### [Data entries for graphics]

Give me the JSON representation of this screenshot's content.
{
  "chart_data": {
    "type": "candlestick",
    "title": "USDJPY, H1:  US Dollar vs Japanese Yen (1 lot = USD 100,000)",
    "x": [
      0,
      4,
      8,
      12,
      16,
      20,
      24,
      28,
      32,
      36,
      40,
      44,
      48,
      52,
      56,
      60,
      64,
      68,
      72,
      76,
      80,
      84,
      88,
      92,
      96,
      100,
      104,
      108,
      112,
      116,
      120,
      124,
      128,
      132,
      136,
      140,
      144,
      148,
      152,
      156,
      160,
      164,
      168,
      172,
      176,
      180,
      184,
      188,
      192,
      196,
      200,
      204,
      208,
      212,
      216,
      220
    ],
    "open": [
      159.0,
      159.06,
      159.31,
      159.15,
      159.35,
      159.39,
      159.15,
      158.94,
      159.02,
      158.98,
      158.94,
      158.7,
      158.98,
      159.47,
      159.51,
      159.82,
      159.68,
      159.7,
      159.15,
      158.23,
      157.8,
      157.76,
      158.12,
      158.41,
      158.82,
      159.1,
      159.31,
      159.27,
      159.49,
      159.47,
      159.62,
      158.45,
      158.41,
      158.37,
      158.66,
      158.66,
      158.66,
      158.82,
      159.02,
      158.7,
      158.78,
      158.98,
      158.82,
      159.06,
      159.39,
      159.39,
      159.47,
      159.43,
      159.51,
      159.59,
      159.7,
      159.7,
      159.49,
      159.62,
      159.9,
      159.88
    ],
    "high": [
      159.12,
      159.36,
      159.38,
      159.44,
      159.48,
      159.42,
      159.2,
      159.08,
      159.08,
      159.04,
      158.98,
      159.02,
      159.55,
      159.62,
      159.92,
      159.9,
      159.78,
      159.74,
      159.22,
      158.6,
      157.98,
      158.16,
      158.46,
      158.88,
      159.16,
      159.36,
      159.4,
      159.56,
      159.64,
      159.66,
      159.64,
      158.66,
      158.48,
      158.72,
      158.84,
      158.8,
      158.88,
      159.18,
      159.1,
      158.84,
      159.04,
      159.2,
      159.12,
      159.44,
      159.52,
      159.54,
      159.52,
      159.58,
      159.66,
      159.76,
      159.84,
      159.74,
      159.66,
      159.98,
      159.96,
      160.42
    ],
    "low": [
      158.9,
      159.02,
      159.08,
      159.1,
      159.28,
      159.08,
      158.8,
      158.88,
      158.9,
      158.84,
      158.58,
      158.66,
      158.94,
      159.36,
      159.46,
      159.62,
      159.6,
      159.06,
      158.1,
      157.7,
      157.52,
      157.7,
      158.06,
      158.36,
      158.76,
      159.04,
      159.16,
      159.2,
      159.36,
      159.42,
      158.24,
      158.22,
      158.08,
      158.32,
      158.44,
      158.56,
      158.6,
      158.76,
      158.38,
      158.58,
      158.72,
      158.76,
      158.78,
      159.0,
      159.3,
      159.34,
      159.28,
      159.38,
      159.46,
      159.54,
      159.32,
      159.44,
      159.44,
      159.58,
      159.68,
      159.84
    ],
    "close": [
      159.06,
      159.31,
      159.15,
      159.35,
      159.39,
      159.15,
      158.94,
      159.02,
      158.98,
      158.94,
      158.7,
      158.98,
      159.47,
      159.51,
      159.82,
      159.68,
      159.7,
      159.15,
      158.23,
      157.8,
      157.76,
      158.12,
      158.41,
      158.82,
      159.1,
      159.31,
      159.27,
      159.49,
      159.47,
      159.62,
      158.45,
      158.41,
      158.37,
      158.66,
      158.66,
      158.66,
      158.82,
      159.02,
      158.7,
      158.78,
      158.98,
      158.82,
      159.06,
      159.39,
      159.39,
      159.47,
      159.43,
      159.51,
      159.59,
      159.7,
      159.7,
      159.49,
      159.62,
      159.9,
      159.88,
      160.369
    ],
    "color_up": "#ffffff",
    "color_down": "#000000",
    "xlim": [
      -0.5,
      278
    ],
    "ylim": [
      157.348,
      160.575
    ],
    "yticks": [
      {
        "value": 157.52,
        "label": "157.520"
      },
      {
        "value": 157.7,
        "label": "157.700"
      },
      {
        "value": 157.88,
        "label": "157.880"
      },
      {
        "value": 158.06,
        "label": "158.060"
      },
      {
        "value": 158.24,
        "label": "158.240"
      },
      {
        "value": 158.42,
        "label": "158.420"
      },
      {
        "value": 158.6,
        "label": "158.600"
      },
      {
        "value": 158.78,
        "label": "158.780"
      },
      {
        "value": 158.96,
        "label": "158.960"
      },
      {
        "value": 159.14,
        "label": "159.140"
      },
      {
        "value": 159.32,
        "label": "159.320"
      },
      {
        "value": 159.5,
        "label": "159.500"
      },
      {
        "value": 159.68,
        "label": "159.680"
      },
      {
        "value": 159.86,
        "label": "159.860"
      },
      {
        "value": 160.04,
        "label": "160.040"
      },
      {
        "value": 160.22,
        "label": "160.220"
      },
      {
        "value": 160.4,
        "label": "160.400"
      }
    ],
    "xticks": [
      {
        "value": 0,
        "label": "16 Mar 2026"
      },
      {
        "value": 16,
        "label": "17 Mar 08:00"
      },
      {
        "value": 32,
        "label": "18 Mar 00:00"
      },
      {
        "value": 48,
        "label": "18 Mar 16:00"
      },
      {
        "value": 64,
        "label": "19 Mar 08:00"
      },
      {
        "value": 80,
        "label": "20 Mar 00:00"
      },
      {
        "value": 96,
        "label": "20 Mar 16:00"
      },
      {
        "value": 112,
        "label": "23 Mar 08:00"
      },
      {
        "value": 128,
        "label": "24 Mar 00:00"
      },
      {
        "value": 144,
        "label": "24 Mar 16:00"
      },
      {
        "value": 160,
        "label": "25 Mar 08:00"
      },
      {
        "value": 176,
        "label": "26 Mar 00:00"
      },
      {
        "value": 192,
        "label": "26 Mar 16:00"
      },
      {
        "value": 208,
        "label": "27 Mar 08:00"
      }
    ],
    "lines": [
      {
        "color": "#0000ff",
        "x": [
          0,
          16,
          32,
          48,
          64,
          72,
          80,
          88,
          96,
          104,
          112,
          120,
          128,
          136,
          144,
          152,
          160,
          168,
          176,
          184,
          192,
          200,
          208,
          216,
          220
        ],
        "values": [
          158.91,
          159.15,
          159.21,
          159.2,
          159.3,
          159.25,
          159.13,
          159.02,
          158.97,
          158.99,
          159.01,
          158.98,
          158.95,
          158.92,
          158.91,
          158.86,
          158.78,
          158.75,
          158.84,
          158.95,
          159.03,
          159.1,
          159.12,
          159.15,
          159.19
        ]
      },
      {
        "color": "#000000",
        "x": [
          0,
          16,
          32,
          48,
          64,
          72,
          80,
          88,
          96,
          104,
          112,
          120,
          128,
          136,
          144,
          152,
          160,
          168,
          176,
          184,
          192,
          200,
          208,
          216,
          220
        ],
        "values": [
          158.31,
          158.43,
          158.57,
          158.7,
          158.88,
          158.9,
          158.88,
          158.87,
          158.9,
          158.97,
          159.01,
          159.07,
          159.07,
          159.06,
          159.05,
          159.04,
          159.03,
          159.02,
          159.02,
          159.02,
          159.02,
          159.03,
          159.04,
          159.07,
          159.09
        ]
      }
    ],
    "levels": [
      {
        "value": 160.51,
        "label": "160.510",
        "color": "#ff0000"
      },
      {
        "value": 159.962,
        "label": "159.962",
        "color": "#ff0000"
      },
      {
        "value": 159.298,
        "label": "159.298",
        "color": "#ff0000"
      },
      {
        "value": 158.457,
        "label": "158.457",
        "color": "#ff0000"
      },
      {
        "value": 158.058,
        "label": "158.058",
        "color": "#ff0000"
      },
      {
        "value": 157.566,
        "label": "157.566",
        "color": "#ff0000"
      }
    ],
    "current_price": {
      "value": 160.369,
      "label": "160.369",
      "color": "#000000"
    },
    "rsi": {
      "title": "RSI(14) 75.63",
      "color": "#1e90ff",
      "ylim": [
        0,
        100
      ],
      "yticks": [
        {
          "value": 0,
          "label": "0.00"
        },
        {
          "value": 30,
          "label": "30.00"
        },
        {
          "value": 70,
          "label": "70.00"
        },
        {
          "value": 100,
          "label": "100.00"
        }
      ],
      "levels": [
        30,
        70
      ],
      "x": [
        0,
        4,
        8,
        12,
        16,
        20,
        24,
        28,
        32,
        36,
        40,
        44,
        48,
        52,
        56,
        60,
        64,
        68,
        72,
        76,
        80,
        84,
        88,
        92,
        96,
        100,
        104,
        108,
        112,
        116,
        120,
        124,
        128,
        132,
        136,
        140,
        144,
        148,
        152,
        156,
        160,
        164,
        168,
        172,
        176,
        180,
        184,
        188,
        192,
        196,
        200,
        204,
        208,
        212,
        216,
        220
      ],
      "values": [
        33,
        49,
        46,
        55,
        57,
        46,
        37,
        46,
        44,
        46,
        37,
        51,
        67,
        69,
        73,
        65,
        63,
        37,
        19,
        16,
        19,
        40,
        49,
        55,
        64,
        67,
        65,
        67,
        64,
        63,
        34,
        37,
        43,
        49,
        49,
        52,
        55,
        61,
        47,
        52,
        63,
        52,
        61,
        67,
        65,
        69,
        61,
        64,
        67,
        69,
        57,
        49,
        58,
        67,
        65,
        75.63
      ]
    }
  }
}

### [Aim of the exercise]
Which lines above contain the word "title"? Copy each of them.

### [Final result]
    "title": "USDJPY, H1:  US Dollar vs Japanese Yen (1 lot = USD 100,000)",
      "title": "RSI(14) 75.63",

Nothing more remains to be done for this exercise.